Required tasks.
#1 In the earnings per share text, what three methods can companies use to manipulate their earnings to reach a certain EPS level?
#2 Copy the stretch of the earnings per share text from "Despite its widespread" through "three main limitations." word for word.

Source document.
▬▬▬▬▬▬

Limitations of Earnings Per Share

Despite its widespread use, there are some limitations to using earnings per share as a financial metric in the stock market. In this section, we will discuss three main limitations. 

  • Can be Manipulated: Companies have the ability to manipulate their earnings to achieve a certain EPS level. This can be done through accounting adjustments, aggressive revenue recognition, or expense deferral. Therefore, investors and analysts should be cautious when relying solely on EPS.
  • Doesn’t Consider Inflation: We calculate earnings per share based on current earnings, and we do not account for inflation. This means that earnings per share can be misleading over the long term since it doesn’t reflect the impact of inflation on a company’s financial performance.
  • Does Not Reflect the Quality of Earnings: Earnings per share may not provide information about the quality of earnings. Such as whether the earnings are sustainable or whether they are generated from the company’s core operations.

EPS – Key Points To Remember

  • Earnings per share (EPS) is a crucial measure, indicating the profit a company can generate for each of its stock shares.

▬▬▬▬▬▬

Supplied entries.

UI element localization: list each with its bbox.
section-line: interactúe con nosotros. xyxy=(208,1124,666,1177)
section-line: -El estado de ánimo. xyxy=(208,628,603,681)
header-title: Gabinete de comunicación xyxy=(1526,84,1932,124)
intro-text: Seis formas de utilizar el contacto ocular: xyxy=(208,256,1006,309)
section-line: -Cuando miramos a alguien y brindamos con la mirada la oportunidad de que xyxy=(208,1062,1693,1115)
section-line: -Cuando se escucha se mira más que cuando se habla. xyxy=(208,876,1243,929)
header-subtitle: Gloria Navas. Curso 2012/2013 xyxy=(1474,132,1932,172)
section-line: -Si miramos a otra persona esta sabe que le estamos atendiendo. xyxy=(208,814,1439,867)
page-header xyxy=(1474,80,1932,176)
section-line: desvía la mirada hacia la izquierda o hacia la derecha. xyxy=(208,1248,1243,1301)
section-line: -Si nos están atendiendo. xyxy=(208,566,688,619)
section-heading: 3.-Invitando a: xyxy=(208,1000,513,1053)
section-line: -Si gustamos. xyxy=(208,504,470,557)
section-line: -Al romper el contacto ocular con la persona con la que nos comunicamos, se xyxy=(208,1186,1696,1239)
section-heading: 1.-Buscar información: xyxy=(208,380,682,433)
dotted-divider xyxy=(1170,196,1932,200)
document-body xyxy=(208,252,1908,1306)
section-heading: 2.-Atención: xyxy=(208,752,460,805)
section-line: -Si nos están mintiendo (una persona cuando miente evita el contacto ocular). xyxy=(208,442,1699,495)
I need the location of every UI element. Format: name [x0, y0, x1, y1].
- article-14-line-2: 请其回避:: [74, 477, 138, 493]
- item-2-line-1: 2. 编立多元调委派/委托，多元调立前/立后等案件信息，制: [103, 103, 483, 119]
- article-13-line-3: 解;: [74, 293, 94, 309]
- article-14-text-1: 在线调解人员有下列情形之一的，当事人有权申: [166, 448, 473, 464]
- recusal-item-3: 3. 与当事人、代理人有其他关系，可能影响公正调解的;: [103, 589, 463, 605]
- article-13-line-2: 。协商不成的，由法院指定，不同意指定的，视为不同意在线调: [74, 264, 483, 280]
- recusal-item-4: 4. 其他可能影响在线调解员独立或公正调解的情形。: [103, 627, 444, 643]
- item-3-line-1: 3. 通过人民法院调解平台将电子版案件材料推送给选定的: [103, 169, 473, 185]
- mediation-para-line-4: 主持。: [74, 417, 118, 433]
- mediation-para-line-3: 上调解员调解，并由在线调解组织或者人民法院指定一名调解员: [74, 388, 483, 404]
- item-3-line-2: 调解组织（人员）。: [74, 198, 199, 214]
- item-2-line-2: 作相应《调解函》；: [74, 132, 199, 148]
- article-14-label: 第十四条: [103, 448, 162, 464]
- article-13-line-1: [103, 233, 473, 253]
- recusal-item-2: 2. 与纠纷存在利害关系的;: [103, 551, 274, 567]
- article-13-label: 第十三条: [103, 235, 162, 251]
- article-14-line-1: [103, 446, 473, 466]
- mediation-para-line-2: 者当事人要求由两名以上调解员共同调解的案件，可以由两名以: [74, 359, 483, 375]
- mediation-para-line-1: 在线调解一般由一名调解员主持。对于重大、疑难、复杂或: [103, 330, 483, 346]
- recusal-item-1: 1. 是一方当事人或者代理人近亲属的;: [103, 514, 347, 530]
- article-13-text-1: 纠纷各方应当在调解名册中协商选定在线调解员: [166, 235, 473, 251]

▬▬▬▬▬▬

Results for each task.
#1 Accounting adjustments, aggressive revenue recognition, or expense deferral.

#2
Despite its widespread use, there are some limitations to using earnings per share as a financial metric in the stock market. In this section, we will discuss three main limitations.